◆ **Instructions for the task**:
The records below must be copied in full; omit the images.

◆ **Record list**:

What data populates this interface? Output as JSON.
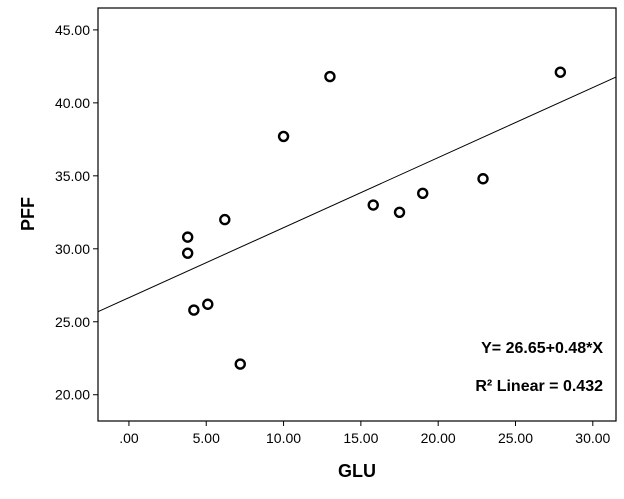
{
  "chart_data": {
    "type": "scatter",
    "title": "",
    "xlabel": "GLU",
    "ylabel": "PFF",
    "xlim": [
      -2,
      31.5
    ],
    "ylim": [
      18.2,
      46.5
    ],
    "x_ticks": [
      0,
      5,
      10,
      15,
      20,
      25,
      30
    ],
    "x_tick_labels": [
      ".00",
      "5.00",
      "10.00",
      "15.00",
      "20.00",
      "25.00",
      "30.00"
    ],
    "y_ticks": [
      20,
      25,
      30,
      35,
      40,
      45
    ],
    "y_tick_labels": [
      "20.00",
      "25.00",
      "30.00",
      "35.00",
      "40.00",
      "45.00"
    ],
    "grid": false,
    "points": [
      {
        "x": 3.8,
        "y": 30.8
      },
      {
        "x": 3.8,
        "y": 29.7
      },
      {
        "x": 4.2,
        "y": 25.8
      },
      {
        "x": 5.1,
        "y": 26.2
      },
      {
        "x": 6.2,
        "y": 32.0
      },
      {
        "x": 7.2,
        "y": 22.1
      },
      {
        "x": 10.0,
        "y": 37.7
      },
      {
        "x": 13.0,
        "y": 41.8
      },
      {
        "x": 15.8,
        "y": 33.0
      },
      {
        "x": 17.5,
        "y": 32.5
      },
      {
        "x": 19.0,
        "y": 33.8
      },
      {
        "x": 22.9,
        "y": 34.8
      },
      {
        "x": 27.9,
        "y": 42.1
      }
    ],
    "fit_line": {
      "intercept": 26.65,
      "slope": 0.48
    },
    "annotations": [
      "Y= 26.65+0.48*X",
      "R² Linear = 0.432"
    ]
  }
}
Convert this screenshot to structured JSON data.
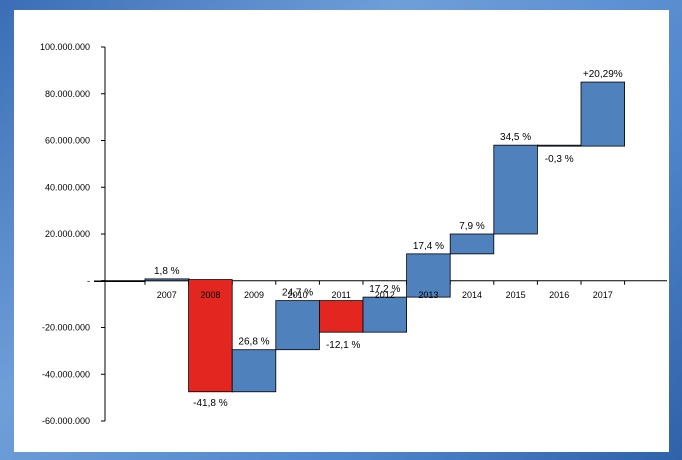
{
  "chart_data": {
    "type": "waterfall",
    "title": "",
    "xlabel": "",
    "ylabel": "",
    "ylim": [
      -60000000,
      100000000
    ],
    "y_ticks": [
      {
        "value": 100000000,
        "label": "100.000.000"
      },
      {
        "value": 80000000,
        "label": "80.000.000"
      },
      {
        "value": 60000000,
        "label": "60.000.000"
      },
      {
        "value": 40000000,
        "label": "40.000.000"
      },
      {
        "value": 20000000,
        "label": "20.000.000"
      },
      {
        "value": 0,
        "label": "-"
      },
      {
        "value": -20000000,
        "label": "-20.000.000"
      },
      {
        "value": -40000000,
        "label": "-40.000.000"
      },
      {
        "value": -60000000,
        "label": "-60.000.000"
      }
    ],
    "categories": [
      "2007",
      "2008",
      "2009",
      "2010",
      "2011",
      "2012",
      "2013",
      "2014",
      "2015",
      "2016",
      "2017"
    ],
    "bars": [
      {
        "category": "2007",
        "start": 0,
        "end": 800000,
        "label": "1,8 %",
        "color": "#4f81bd"
      },
      {
        "category": "2008",
        "start": 500000,
        "end": -47500000,
        "label": "-41,8 %",
        "color": "#e3261f"
      },
      {
        "category": "2009",
        "start": -47500000,
        "end": -29500000,
        "label": "26,8 %",
        "color": "#4f81bd"
      },
      {
        "category": "2010",
        "start": -29500000,
        "end": -8500000,
        "label": "24,7 %",
        "color": "#4f81bd"
      },
      {
        "category": "2011",
        "start": -8500000,
        "end": -22000000,
        "label": "-12,1 %",
        "color": "#e3261f"
      },
      {
        "category": "2012",
        "start": -22000000,
        "end": -7000000,
        "label": "17,2 %",
        "color": "#4f81bd"
      },
      {
        "category": "2013",
        "start": -7000000,
        "end": 11500000,
        "label": "17,4 %",
        "color": "#4f81bd"
      },
      {
        "category": "2014",
        "start": 11500000,
        "end": 20000000,
        "label": "7,9 %",
        "color": "#4f81bd"
      },
      {
        "category": "2015",
        "start": 20000000,
        "end": 58000000,
        "label": "34,5 %",
        "color": "#4f81bd"
      },
      {
        "category": "2016",
        "start": 58000000,
        "end": 57600000,
        "label": "-0,3 %",
        "color": "#4f81bd"
      },
      {
        "category": "2017",
        "start": 57600000,
        "end": 85000000,
        "label": "+20,29%",
        "color": "#4f81bd"
      }
    ]
  }
}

◆ **Expected answer**:
What data populates this interface? Output as JSON.
{
  "chart_data": {
    "type": "scatter",
    "title": "",
    "xlabel": "GLU",
    "ylabel": "PFF",
    "xlim": [
      -2,
      31.5
    ],
    "ylim": [
      18.2,
      46.5
    ],
    "x_ticks": [
      0,
      5,
      10,
      15,
      20,
      25,
      30
    ],
    "x_tick_labels": [
      ".00",
      "5.00",
      "10.00",
      "15.00",
      "20.00",
      "25.00",
      "30.00"
    ],
    "y_ticks": [
      20,
      25,
      30,
      35,
      40,
      45
    ],
    "y_tick_labels": [
      "20.00",
      "25.00",
      "30.00",
      "35.00",
      "40.00",
      "45.00"
    ],
    "grid": false,
    "points": [
      {
        "x": 3.8,
        "y": 30.8
      },
      {
        "x": 3.8,
        "y": 29.7
      },
      {
        "x": 4.2,
        "y": 25.8
      },
      {
        "x": 5.1,
        "y": 26.2
      },
      {
        "x": 6.2,
        "y": 32.0
      },
      {
        "x": 7.2,
        "y": 22.1
      },
      {
        "x": 10.0,
        "y": 37.7
      },
      {
        "x": 13.0,
        "y": 41.8
      },
      {
        "x": 15.8,
        "y": 33.0
      },
      {
        "x": 17.5,
        "y": 32.5
      },
      {
        "x": 19.0,
        "y": 33.8
      },
      {
        "x": 22.9,
        "y": 34.8
      },
      {
        "x": 27.9,
        "y": 42.1
      }
    ],
    "fit_line": {
      "intercept": 26.65,
      "slope": 0.48
    },
    "annotations": [
      "Y= 26.65+0.48*X",
      "R² Linear = 0.432"
    ]
  }
}
Convert this screenshot to structured JSON data.
{
  "chart_data": {
    "type": "waterfall",
    "title": "",
    "xlabel": "",
    "ylabel": "",
    "ylim": [
      -60000000,
      100000000
    ],
    "y_ticks": [
      {
        "value": 100000000,
        "label": "100.000.000"
      },
      {
        "value": 80000000,
        "label": "80.000.000"
      },
      {
        "value": 60000000,
        "label": "60.000.000"
      },
      {
        "value": 40000000,
        "label": "40.000.000"
      },
      {
        "value": 20000000,
        "label": "20.000.000"
      },
      {
        "value": 0,
        "label": "-"
      },
      {
        "value": -20000000,
        "label": "-20.000.000"
      },
      {
        "value": -40000000,
        "label": "-40.000.000"
      },
      {
        "value": -60000000,
        "label": "-60.000.000"
      }
    ],
    "categories": [
      "2007",
      "2008",
      "2009",
      "2010",
      "2011",
      "2012",
      "2013",
      "2014",
      "2015",
      "2016",
      "2017"
    ],
    "bars": [
      {
        "category": "2007",
        "start": 0,
        "end": 800000,
        "label": "1,8 %",
        "color": "#4f81bd"
      },
      {
        "category": "2008",
        "start": 500000,
        "end": -47500000,
        "label": "-41,8 %",
        "color": "#e3261f"
      },
      {
        "category": "2009",
        "start": -47500000,
        "end": -29500000,
        "label": "26,8 %",
        "color": "#4f81bd"
      },
      {
        "category": "2010",
        "start": -29500000,
        "end": -8500000,
        "label": "24,7 %",
        "color": "#4f81bd"
      },
      {
        "category": "2011",
        "start": -8500000,
        "end": -22000000,
        "label": "-12,1 %",
        "color": "#e3261f"
      },
      {
        "category": "2012",
        "start": -22000000,
        "end": -7000000,
        "label": "17,2 %",
        "color": "#4f81bd"
      },
      {
        "category": "2013",
        "start": -7000000,
        "end": 11500000,
        "label": "17,4 %",
        "color": "#4f81bd"
      },
      {
        "category": "2014",
        "start": 11500000,
        "end": 20000000,
        "label": "7,9 %",
        "color": "#4f81bd"
      },
      {
        "category": "2015",
        "start": 20000000,
        "end": 58000000,
        "label": "34,5 %",
        "color": "#4f81bd"
      },
      {
        "category": "2016",
        "start": 58000000,
        "end": 57600000,
        "label": "-0,3 %",
        "color": "#4f81bd"
      },
      {
        "category": "2017",
        "start": 57600000,
        "end": 85000000,
        "label": "+20,29%",
        "color": "#4f81bd"
      }
    ]
  }
}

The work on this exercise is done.